▶ _GIVEN PROBLEM_: Take every line that has the string "spectrogram" and copy it out.

▶ _DATA_:
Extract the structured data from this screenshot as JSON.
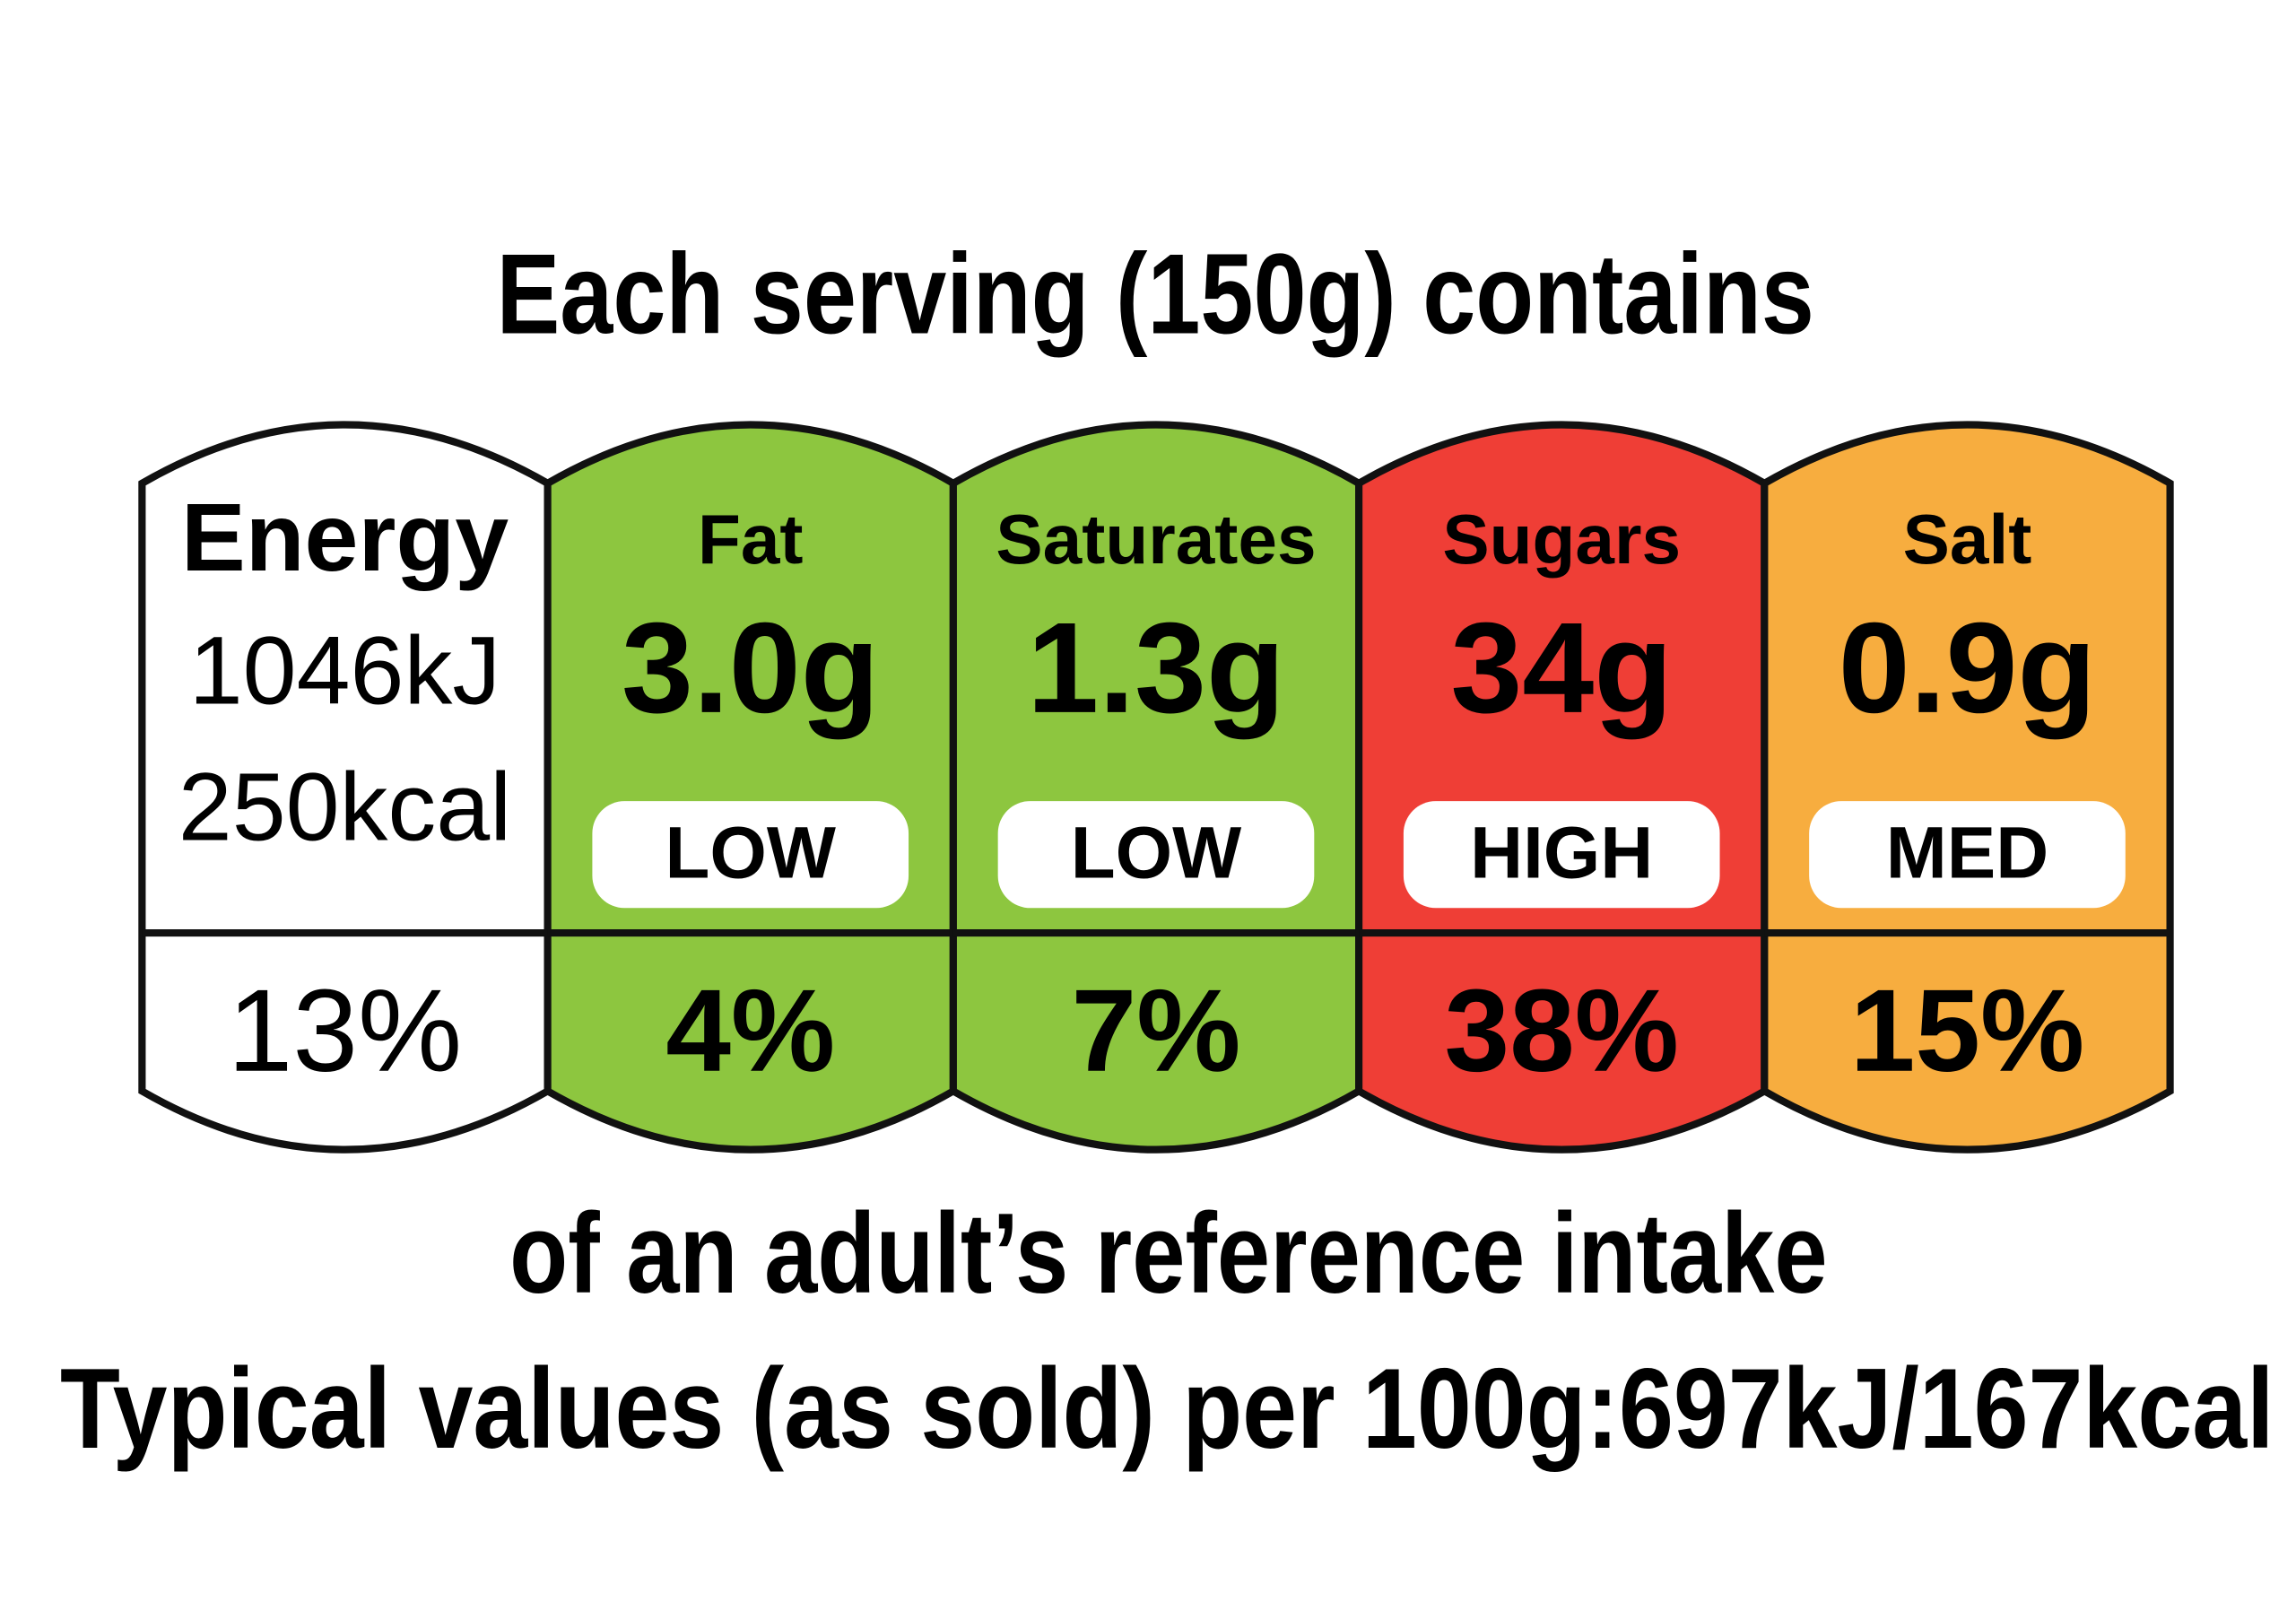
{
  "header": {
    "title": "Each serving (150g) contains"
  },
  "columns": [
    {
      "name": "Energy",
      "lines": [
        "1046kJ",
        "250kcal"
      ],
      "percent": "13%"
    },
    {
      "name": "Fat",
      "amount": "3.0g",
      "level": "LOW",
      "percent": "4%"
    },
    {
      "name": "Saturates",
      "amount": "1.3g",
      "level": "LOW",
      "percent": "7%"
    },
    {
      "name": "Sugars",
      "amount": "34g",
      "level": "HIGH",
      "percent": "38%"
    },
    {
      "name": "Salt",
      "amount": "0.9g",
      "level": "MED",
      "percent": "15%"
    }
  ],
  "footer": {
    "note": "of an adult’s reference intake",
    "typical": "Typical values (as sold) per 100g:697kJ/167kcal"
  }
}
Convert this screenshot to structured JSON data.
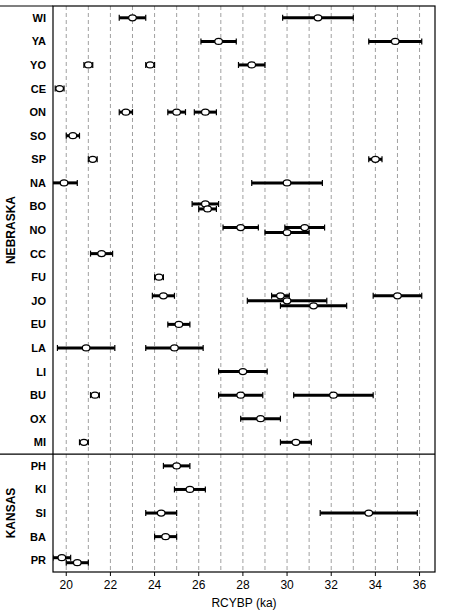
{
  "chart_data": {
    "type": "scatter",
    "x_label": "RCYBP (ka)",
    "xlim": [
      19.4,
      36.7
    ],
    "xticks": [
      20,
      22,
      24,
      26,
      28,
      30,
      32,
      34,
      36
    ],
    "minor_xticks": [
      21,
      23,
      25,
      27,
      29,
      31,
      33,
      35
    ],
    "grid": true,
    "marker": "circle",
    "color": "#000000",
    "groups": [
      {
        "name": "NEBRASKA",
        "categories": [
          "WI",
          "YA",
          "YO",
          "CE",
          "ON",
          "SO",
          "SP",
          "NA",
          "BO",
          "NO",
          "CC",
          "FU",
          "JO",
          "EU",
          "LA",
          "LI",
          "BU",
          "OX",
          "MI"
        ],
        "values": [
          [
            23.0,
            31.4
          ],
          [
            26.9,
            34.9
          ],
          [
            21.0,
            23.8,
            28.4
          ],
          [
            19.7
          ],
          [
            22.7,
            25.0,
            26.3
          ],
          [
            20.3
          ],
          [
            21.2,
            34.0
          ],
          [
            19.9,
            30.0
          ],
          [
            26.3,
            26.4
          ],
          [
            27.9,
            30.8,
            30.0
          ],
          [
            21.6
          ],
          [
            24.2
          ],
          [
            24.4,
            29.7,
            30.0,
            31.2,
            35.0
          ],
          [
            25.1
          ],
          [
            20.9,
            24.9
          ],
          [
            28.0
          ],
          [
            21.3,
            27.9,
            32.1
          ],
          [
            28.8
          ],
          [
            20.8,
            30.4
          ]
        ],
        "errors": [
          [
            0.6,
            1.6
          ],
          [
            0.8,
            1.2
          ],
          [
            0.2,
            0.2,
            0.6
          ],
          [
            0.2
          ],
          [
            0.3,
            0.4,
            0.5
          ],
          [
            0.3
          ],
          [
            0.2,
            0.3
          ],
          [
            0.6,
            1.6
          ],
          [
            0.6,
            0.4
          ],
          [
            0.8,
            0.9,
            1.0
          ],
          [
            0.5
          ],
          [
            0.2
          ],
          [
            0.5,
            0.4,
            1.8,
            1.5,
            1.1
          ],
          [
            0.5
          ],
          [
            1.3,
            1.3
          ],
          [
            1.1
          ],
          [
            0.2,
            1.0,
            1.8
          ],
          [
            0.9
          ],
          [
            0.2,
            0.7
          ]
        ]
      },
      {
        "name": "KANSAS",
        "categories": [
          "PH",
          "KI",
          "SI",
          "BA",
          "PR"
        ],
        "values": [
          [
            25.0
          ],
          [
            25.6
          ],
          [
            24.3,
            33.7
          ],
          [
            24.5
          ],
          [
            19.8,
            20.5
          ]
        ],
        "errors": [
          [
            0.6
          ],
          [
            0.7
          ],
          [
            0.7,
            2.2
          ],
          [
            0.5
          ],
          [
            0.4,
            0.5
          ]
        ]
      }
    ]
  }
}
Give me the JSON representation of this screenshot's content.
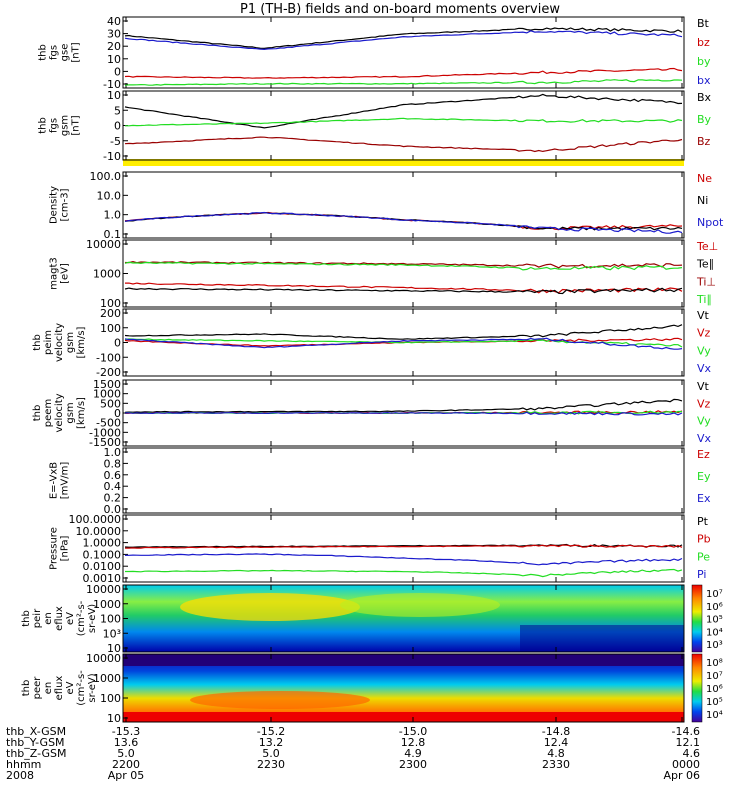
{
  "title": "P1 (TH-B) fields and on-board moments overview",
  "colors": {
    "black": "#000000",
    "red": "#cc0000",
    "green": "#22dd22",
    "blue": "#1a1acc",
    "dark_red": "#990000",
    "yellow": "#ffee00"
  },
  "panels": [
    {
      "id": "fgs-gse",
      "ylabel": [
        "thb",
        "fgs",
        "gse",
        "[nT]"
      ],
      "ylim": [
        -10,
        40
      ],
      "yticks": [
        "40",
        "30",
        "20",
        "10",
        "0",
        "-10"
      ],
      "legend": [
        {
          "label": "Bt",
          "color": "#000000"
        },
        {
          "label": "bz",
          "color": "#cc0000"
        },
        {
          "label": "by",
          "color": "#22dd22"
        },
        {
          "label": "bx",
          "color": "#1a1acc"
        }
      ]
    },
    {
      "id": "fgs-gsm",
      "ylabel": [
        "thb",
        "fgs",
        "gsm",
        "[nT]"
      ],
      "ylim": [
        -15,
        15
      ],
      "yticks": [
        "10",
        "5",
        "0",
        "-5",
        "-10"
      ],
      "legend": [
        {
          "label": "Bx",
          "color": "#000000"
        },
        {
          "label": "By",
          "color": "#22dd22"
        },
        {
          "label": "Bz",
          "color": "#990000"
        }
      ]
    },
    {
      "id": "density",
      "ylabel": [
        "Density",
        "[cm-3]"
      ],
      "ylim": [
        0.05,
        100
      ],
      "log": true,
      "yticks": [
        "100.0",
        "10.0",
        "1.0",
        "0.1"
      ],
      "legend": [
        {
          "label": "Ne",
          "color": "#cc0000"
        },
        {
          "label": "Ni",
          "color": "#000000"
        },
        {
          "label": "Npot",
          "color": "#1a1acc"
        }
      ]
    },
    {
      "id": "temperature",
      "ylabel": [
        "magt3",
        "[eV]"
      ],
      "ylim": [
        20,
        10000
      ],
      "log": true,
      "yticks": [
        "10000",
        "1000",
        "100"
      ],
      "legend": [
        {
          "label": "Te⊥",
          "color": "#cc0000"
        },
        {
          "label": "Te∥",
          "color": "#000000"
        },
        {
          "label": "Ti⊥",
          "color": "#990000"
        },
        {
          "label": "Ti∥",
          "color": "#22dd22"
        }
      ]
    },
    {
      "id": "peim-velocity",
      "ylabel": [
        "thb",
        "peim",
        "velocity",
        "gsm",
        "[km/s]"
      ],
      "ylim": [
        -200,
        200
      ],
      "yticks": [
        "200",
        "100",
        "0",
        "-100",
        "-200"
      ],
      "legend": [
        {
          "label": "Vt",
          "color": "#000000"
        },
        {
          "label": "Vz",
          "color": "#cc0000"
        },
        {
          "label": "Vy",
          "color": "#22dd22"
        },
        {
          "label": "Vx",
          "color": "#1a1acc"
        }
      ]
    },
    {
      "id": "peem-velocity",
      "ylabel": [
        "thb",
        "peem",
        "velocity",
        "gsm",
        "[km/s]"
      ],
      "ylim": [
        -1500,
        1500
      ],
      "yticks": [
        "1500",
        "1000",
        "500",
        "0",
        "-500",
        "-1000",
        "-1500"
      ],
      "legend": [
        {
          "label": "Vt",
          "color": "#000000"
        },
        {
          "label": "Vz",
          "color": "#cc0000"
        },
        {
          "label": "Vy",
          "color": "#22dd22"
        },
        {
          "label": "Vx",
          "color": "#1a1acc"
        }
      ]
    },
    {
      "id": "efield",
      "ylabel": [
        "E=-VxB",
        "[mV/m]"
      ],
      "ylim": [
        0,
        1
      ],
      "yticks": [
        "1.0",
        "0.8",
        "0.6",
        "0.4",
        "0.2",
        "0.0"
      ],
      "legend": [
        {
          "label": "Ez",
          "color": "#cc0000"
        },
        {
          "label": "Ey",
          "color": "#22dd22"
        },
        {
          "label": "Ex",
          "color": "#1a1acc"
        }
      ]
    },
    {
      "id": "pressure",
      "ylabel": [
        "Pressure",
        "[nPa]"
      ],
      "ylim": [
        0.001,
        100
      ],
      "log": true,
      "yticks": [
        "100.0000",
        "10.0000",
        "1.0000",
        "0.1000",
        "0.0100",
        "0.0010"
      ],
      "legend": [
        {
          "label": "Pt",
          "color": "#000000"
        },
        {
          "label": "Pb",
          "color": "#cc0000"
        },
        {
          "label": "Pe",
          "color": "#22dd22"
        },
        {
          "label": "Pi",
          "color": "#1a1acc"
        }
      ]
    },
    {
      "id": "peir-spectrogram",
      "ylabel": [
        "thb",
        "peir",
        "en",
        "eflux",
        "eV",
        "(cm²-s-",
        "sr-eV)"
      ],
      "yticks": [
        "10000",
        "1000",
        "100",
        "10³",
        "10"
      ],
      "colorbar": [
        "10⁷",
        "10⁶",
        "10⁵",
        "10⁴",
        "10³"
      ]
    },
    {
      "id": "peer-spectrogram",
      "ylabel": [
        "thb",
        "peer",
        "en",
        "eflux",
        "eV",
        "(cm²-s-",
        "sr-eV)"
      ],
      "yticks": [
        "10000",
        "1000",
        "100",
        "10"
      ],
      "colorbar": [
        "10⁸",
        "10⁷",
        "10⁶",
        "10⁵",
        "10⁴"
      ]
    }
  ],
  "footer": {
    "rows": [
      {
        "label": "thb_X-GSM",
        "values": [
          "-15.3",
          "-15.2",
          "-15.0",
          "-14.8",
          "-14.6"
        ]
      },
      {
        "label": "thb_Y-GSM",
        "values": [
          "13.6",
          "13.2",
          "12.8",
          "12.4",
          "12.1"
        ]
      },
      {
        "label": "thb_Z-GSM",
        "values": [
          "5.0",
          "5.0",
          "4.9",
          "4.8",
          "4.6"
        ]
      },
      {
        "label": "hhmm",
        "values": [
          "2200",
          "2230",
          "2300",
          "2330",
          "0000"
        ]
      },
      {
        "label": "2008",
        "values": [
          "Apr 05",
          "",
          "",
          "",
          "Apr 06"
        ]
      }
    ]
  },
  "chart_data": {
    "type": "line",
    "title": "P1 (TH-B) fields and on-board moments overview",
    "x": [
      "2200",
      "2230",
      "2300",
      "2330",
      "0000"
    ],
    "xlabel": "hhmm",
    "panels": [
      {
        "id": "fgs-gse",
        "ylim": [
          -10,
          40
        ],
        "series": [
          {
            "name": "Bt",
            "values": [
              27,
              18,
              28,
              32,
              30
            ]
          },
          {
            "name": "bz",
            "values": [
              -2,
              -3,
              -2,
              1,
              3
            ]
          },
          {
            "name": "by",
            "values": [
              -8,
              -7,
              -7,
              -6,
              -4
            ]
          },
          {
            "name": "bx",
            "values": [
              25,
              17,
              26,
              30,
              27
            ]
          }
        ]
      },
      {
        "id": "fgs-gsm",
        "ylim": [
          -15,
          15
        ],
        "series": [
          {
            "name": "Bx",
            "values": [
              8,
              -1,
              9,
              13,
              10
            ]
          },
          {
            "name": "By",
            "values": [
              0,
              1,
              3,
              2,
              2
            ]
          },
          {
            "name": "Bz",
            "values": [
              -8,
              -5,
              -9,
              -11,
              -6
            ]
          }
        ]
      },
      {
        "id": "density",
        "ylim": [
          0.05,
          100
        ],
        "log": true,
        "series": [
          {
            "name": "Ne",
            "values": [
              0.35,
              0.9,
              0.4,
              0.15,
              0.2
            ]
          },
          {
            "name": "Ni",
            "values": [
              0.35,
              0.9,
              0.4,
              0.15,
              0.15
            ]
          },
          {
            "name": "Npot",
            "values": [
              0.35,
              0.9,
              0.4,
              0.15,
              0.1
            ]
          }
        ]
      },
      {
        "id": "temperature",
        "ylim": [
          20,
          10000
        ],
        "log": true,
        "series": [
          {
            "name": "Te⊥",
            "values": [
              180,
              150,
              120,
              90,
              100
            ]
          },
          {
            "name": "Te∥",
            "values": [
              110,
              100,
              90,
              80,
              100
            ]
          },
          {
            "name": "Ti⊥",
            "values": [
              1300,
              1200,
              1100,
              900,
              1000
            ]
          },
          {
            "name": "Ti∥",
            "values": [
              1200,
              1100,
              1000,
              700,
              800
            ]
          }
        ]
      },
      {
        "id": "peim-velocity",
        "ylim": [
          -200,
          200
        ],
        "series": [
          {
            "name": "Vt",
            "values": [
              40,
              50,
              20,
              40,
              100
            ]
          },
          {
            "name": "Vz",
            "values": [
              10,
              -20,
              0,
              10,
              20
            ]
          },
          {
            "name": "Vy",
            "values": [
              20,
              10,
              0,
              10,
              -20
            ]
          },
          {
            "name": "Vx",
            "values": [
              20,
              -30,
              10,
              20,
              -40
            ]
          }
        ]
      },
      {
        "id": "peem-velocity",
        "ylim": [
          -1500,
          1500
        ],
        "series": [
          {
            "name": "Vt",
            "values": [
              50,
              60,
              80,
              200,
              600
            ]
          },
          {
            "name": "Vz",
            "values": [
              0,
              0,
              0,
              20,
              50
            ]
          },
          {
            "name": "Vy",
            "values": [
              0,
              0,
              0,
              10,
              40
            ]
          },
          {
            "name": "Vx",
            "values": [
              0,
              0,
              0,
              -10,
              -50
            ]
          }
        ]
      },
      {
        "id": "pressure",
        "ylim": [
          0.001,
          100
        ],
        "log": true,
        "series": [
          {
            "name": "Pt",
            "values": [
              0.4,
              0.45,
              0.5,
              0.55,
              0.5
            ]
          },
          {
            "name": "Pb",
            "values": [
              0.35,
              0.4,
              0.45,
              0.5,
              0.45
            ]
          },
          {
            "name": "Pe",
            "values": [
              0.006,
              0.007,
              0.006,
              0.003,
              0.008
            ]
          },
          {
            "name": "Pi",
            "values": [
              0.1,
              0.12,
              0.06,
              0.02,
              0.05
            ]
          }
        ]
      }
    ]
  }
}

▶ _ANSWER IN FULL_:
      "id": "peir-spectrogram",
      "id": "peer-spectrogram",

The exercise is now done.